§ Given request: Below are the entries; count the lines in them that contain the word "xlabel" and give only the number.

-------- Data for the task --------

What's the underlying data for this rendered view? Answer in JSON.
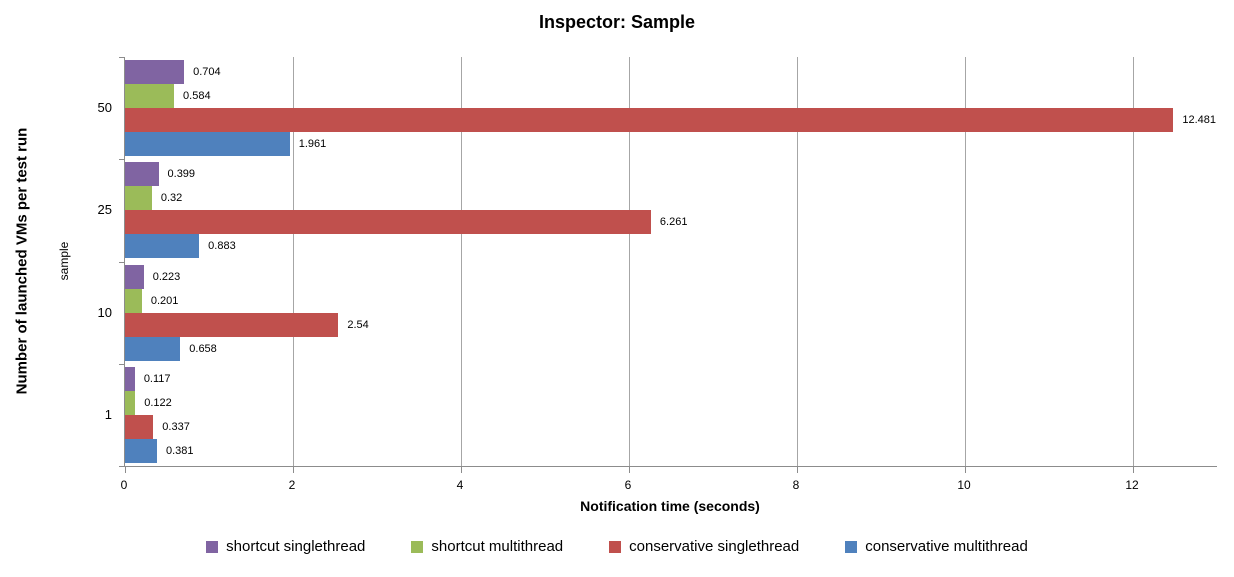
{
  "title": "Inspector: Sample",
  "chart_data": {
    "type": "bar",
    "orientation": "horizontal",
    "title": "Inspector: Sample",
    "xlabel": "Notification time (seconds)",
    "ylabel": "Number of launched VMs per test run",
    "ylabel_inner": "sample",
    "categories": [
      "50",
      "25",
      "10",
      "1"
    ],
    "series": [
      {
        "name": "shortcut singlethread",
        "color": "#8064A2",
        "values": [
          "0.704",
          "0.399",
          "0.223",
          "0.117"
        ]
      },
      {
        "name": "shortcut multithread",
        "color": "#9BBB59",
        "values": [
          "0.584",
          "0.32",
          "0.201",
          "0.122"
        ]
      },
      {
        "name": "conservative singlethread",
        "color": "#C0504D",
        "values": [
          "12.481",
          "6.261",
          "2.54",
          "0.337"
        ]
      },
      {
        "name": "conservative multithread",
        "color": "#4F81BD",
        "values": [
          "1.961",
          "0.883",
          "0.658",
          "0.381"
        ]
      }
    ],
    "xticks": [
      "0",
      "2",
      "4",
      "6",
      "8",
      "10",
      "12"
    ],
    "xlim": [
      0,
      13
    ],
    "grid": true,
    "legend_position": "bottom",
    "colors": {
      "gridline": "#a6a6a6",
      "axis_line": "#8c8c8c",
      "text": "#000000",
      "background": "#ffffff"
    }
  }
}
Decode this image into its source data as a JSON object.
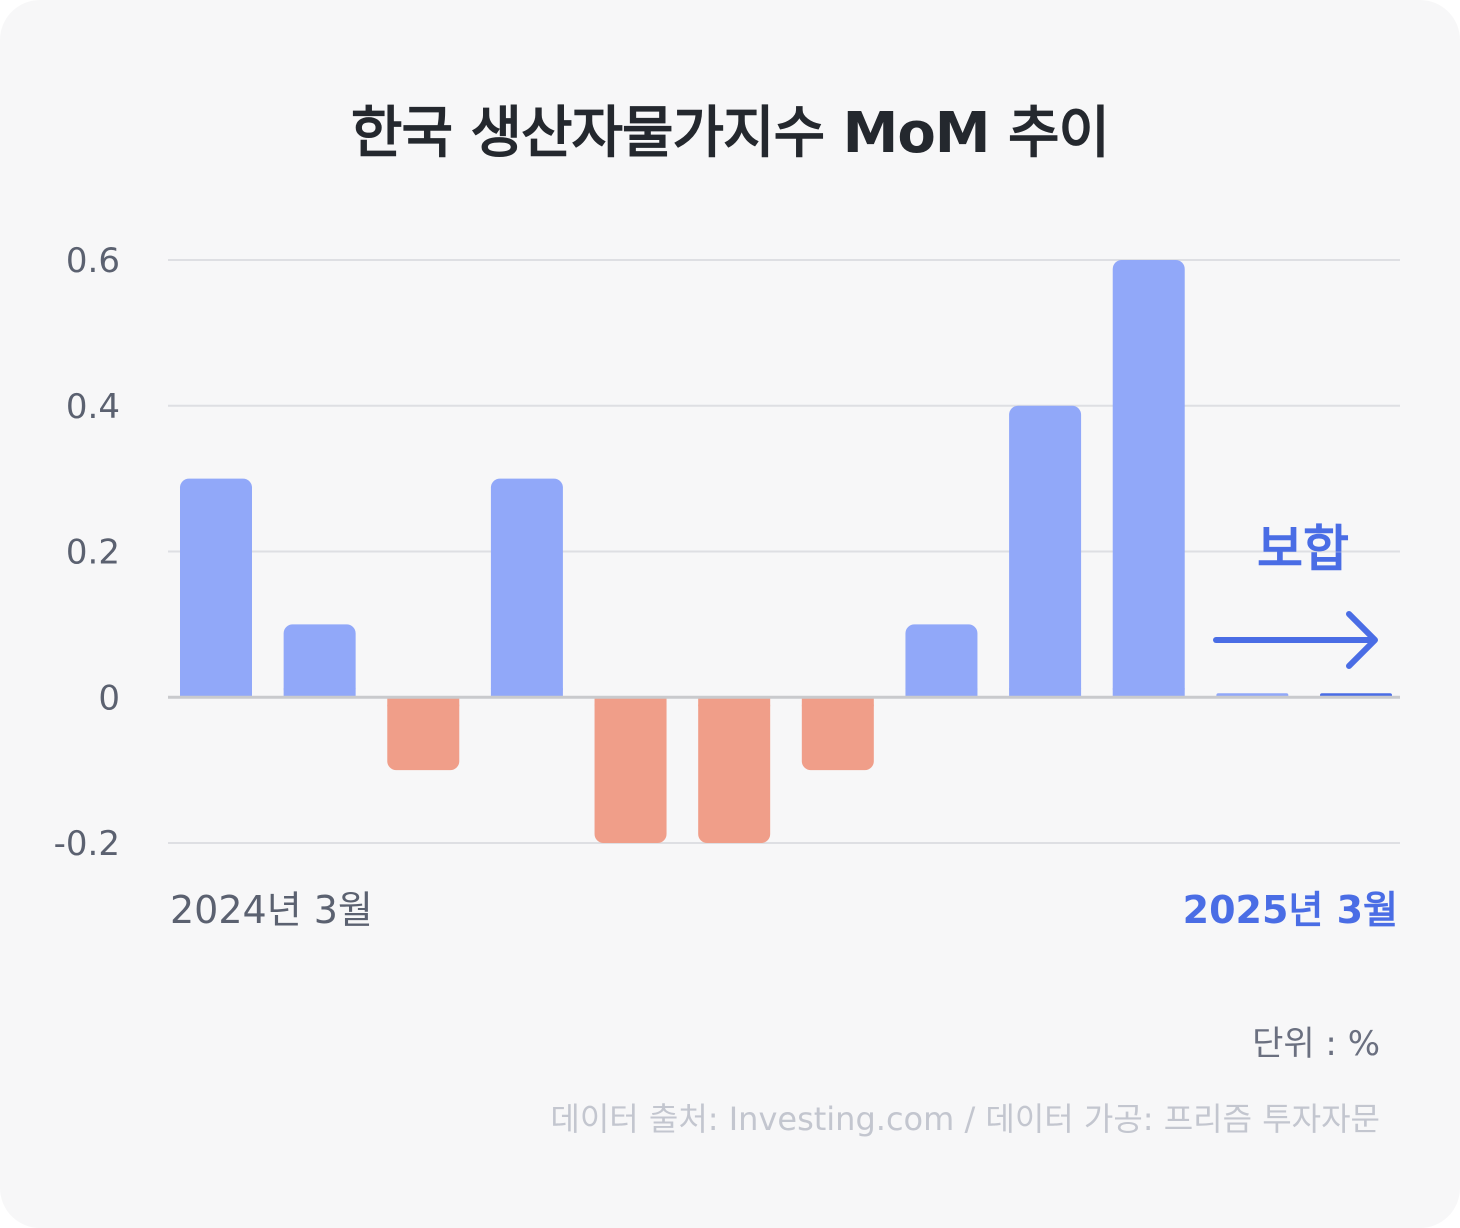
{
  "colors": {
    "background": "#f7f7f8",
    "positive": "#91a8f9",
    "negative": "#f09e89",
    "accent": "#4a6de5",
    "grid": "#dedfe3",
    "zero_line": "#c9cacd"
  },
  "chart_data": {
    "type": "bar",
    "title": "한국 생산자물가지수 MoM 추이",
    "xlabel": "",
    "ylabel": "",
    "ylim": [
      -0.2,
      0.6
    ],
    "yticks": [
      {
        "value": 0.6,
        "label": "0.6"
      },
      {
        "value": 0.4,
        "label": "0.4"
      },
      {
        "value": 0.2,
        "label": "0.2"
      },
      {
        "value": 0,
        "label": "0"
      },
      {
        "value": -0.2,
        "label": "-0.2"
      }
    ],
    "grid": true,
    "categories": [
      "2024년 3월",
      "",
      "",
      "",
      "",
      "",
      "",
      "",
      "",
      "",
      "",
      "2025년 3월"
    ],
    "x_label_start": "2024년 3월",
    "x_label_end": "2025년 3월",
    "values": [
      0.3,
      0.1,
      -0.1,
      0.3,
      -0.2,
      -0.2,
      -0.1,
      0.1,
      0.4,
      0.6,
      0.0,
      0.0
    ],
    "annotation": "보합",
    "unit_label": "단위 : %",
    "source": "데이터 출처: Investing.com / 데이터 가공: 프리즘 투자자문"
  }
}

--------

§ Worked answer: 2